═════ Supplied entries

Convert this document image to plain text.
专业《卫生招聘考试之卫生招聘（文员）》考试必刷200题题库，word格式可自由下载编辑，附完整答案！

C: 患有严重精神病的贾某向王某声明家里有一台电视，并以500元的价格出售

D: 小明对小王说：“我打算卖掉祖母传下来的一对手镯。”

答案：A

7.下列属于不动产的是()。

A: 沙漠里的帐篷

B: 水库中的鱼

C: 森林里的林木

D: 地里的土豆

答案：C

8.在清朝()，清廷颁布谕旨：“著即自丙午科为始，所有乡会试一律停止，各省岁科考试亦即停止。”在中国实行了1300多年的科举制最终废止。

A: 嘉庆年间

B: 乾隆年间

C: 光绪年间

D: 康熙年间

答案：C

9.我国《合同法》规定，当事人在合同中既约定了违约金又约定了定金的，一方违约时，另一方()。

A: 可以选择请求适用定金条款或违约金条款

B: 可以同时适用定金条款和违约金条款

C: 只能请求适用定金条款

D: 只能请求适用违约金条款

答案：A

══════════

◆ Problem description ◆
Above are the records; retype every one exactly.

◆ Solution for this task ◆
Convert this document image to plain text.
专业《卫生招聘考试之卫生招聘（文员）》考试必刷200题题库，word格式可自由下载编辑，附完整答案！

C: 患有严重精神病的贾某向王某声明家里有一台电视，并以500元的价格出售

D: 小明对小王说：“我打算卖掉祖母传下来的一对手镯。”

答案：A

7.下列属于不动产的是()。

A: 沙漠里的帐篷

B: 水库中的鱼

C: 森林里的林木

D: 地里的土豆

答案：C

8.在清朝()，清廷颁布谕旨：“著即自丙午科为始，所有乡会试一律停止，各省岁科考试亦即停止。”在中国实行了1300多年的科举制最终废止。

A: 嘉庆年间

B: 乾隆年间

C: 光绪年间

D: 康熙年间

答案：C

9.我国《合同法》规定，当事人在合同中既约定了违约金又约定了定金的，一方违约时，另一方()。

A: 可以选择请求适用定金条款或违约金条款

B: 可以同时适用定金条款和违约金条款

C: 只能请求适用定金条款

D: 只能请求适用违约金条款

答案：A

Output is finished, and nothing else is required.